══ TEXT EXCERPT ══

The second blessing, Zichronot, opens with: “You remember the activities from the beginning of the world, and you are mindful of the deeds [or the potential functions, from the Hebrew tafkid] of every creature from earliest times.”

Here is a ringing declaration of faith in the process of history; the clear sense that historical time is on the side of humanity, that individuals and nations have a unique role to play in the cumulative march of history toward Redemption. Israel, alone of the nations of the world, enjoys a special relationship with God, a covenant that ensures our eternity and defines our mission as the messenger of ethical monotheism to all humanity.

Zichronot guarantees that there is an overarching purpose to history, which it is not a cyclical, repetitive cycle leading nowhere, but rather is a linear pathway leading to peace. Redemption will come about in the fullness of historic time as a result of the cumulative merits of all preceding generations.

How will we carry out our covenantal task of imparting our message to the world? This is told to us by the third blessing, Shofarot, evoking God’s revelation and presentation at Sinai, the 613 commandments that God presented to Israel and the seven commandments of morality, centering around “Thou shalt not murder.” Maimonides, the great codifier of Jewish law, insists that just as God commanded Moses to bequeath 613 commandments to Israel, “similarly did He command Moses to coerce the nations of the world to accept the seven laws of morality” [Laws of Kings 8:10].

This is an immensely significant message, especially in our postmodern, relativistic, “everything goes” society, which denies any absolute concept of morality.

“Situational ethics” dominates our conventional wisdom, and the most heinous crime can become transformed into a sacred act when seen from the perpetrator’s point of view (as when a suicide bomber who murders innocent children is called a “freedom fighter.”) Shofarot tells us that the seven laws of morality, which must be accepted by the nations, are not options but absolutes, since — especially in our global village — the lives of all humanity hang in the balance of their acceptance.

═══
══ MATERIAL SHOWN ══

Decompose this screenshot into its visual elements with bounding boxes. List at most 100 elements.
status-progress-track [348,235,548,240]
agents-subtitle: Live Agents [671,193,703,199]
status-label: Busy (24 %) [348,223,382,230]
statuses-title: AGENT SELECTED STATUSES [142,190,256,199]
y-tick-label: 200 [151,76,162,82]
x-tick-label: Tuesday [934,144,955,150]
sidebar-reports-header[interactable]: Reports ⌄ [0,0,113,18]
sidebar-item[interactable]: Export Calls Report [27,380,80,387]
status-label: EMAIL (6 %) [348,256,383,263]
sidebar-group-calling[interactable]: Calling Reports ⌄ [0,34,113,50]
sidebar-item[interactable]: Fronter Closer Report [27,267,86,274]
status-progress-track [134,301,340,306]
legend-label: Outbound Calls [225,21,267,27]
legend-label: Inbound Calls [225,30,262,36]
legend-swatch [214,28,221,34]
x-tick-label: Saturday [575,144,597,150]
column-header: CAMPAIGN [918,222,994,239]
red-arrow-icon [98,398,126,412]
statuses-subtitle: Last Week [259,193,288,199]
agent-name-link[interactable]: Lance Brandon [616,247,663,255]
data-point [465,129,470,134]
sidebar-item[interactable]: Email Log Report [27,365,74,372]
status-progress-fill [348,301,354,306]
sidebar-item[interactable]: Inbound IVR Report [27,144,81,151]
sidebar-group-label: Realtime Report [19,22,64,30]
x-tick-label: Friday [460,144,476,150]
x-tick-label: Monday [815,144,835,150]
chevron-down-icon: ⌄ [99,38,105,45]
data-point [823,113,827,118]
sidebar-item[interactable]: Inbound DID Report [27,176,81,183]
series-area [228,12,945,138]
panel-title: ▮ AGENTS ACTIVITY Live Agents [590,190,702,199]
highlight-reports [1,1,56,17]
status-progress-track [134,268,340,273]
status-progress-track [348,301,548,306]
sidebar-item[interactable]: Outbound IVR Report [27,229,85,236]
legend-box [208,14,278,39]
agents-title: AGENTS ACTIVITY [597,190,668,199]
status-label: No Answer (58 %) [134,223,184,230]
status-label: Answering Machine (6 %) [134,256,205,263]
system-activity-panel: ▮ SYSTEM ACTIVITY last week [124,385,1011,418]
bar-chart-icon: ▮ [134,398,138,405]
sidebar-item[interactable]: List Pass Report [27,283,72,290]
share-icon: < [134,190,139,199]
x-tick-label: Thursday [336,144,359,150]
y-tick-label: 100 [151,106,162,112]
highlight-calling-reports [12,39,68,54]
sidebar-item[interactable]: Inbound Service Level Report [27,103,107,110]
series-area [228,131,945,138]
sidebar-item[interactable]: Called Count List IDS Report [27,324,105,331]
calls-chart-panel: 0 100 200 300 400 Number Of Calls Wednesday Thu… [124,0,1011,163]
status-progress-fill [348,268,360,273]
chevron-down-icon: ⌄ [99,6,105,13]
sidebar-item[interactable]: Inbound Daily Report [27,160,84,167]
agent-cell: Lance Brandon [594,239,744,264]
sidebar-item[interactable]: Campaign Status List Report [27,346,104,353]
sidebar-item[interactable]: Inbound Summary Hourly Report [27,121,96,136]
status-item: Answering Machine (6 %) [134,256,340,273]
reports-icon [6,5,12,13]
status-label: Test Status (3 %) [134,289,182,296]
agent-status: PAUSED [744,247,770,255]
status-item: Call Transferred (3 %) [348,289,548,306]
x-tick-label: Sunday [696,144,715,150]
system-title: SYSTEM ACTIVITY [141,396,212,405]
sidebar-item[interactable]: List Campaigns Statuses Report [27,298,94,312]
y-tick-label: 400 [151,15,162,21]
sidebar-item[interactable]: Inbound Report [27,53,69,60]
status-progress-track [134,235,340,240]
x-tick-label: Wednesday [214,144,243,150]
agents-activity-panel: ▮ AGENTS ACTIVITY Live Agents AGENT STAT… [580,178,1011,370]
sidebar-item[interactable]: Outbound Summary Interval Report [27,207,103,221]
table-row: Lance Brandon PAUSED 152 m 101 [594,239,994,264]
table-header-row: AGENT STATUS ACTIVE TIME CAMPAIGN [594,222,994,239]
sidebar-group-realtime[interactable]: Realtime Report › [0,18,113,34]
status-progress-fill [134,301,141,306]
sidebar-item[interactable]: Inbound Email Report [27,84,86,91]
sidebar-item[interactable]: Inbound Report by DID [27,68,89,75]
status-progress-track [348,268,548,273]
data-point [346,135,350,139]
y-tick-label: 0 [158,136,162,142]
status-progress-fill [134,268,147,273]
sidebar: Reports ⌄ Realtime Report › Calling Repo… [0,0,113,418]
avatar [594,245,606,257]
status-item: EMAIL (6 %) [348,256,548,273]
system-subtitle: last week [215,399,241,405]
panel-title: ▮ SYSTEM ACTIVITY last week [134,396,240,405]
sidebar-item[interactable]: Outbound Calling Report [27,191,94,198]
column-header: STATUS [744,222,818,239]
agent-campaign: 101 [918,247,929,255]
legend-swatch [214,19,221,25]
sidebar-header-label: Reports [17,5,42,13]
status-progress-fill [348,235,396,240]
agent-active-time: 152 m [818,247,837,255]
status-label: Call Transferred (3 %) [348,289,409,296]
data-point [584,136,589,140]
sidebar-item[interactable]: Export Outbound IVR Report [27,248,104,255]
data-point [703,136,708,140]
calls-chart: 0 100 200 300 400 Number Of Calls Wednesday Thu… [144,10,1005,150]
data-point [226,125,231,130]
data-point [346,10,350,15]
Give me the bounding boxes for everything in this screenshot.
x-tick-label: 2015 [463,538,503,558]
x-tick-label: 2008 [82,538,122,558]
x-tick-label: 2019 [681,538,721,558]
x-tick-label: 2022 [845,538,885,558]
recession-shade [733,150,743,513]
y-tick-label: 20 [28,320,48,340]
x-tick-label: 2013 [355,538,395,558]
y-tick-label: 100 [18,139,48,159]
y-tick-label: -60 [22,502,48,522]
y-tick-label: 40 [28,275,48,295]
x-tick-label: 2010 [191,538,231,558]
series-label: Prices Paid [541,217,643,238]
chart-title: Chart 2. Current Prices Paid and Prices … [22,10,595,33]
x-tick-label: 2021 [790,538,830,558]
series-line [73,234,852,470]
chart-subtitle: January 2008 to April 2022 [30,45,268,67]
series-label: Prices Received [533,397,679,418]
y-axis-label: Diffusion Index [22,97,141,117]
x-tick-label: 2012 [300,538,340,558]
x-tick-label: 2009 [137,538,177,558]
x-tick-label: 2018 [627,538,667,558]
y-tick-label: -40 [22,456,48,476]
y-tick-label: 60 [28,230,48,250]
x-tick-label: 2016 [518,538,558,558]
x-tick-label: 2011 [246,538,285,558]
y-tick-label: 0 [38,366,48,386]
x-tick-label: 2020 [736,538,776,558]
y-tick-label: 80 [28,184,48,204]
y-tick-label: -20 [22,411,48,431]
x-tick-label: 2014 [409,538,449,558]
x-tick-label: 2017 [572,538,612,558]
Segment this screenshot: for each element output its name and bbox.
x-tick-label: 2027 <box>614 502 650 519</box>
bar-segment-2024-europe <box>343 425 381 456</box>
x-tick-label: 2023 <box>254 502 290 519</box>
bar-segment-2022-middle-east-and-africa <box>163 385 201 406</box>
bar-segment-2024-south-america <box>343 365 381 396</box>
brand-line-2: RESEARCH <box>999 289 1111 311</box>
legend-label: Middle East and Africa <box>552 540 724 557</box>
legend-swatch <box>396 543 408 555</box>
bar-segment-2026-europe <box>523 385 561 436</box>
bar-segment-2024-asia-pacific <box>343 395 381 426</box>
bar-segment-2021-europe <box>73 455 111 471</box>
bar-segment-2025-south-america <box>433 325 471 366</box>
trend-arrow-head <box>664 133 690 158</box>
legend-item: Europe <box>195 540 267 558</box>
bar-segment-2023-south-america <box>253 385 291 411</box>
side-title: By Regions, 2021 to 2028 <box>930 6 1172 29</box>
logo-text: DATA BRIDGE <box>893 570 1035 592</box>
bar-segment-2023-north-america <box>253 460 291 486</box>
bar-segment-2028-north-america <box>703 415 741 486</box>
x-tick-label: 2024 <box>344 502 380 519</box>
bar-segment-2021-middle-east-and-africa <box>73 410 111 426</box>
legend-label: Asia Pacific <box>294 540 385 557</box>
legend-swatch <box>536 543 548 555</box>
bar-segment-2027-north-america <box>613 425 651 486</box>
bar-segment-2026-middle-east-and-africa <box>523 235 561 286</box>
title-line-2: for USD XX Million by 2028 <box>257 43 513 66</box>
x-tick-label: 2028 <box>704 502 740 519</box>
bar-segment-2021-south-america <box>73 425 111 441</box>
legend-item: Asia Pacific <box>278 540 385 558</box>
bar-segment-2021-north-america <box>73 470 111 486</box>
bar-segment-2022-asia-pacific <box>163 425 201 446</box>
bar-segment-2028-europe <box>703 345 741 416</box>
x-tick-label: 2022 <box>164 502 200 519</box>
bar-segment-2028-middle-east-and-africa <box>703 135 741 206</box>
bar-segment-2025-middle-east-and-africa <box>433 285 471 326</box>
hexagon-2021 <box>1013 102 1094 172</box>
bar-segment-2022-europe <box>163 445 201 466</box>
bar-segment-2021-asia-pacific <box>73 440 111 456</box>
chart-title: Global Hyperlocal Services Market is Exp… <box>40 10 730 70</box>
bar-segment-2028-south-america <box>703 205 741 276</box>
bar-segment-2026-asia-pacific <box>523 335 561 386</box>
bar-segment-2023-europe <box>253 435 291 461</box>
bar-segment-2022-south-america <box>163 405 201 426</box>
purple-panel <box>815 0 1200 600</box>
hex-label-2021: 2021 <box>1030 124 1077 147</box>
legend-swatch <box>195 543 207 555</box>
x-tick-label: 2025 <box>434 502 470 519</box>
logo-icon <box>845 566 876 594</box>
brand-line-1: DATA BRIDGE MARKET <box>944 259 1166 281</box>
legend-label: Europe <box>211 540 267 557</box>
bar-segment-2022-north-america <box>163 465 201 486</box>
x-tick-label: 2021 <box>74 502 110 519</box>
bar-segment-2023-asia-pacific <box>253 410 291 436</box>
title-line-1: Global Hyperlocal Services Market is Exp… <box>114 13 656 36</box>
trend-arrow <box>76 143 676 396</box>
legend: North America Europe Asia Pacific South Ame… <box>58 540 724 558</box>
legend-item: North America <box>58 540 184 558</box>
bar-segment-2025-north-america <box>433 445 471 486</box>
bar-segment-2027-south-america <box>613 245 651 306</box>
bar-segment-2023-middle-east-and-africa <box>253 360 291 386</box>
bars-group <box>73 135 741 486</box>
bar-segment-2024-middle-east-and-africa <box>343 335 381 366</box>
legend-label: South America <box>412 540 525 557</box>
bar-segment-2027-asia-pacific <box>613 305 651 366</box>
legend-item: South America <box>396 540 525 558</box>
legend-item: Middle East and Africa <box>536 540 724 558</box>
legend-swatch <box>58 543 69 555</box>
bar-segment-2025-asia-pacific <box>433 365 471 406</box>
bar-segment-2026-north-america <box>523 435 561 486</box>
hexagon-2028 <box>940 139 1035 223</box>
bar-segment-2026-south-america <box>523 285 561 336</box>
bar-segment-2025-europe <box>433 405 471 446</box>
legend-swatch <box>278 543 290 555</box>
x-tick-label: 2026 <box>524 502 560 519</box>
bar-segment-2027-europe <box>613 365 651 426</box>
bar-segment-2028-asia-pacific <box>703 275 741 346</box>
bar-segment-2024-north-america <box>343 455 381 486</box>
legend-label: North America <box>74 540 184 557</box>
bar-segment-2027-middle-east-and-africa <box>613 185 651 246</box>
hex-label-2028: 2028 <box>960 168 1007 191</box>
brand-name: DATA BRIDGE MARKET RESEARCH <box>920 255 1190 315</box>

═══

REQUIREMENT 1.
According to the passage on the Zichronot and Shofarot blessings, why are the seven laws of morality absolutes rather than options?
REQUIREMENT 2.
List everything that the passage on the Zichronot and Shofarot blessings says the third blessing, Shofarot, evokes.
REQUIREMENT 3.
Do these statements agree with the passage on the Zichronot and Shofarot blessings? Answer yes or no for each, and quote the deciding words.
(a) History is described as a cyclical, repetitive cycle.
(b) Maimonides is described as the great codifier of Jewish law.
(c) Redemption will come about through the merits of the final generation alone.

REPLY 1.
They are absolutes because, especially in our global village, the lives of all humanity hang in the balance of their acceptance.

REPLY 2.
- God's revelation and presentation at Sinai
- The 613 commandments that God presented to Israel
- The seven commandments of morality, centering around "Thou shalt not murder"

REPLY 3.
(a) No: "it is not a cyclical, repetitive cycle leading nowhere, but rather is a linear pathway leading to peace"
(b) Yes: "Maimonides, the great codifier of Jewish law"
(c) No: "as a result of the cumulative merits of all preceding generations"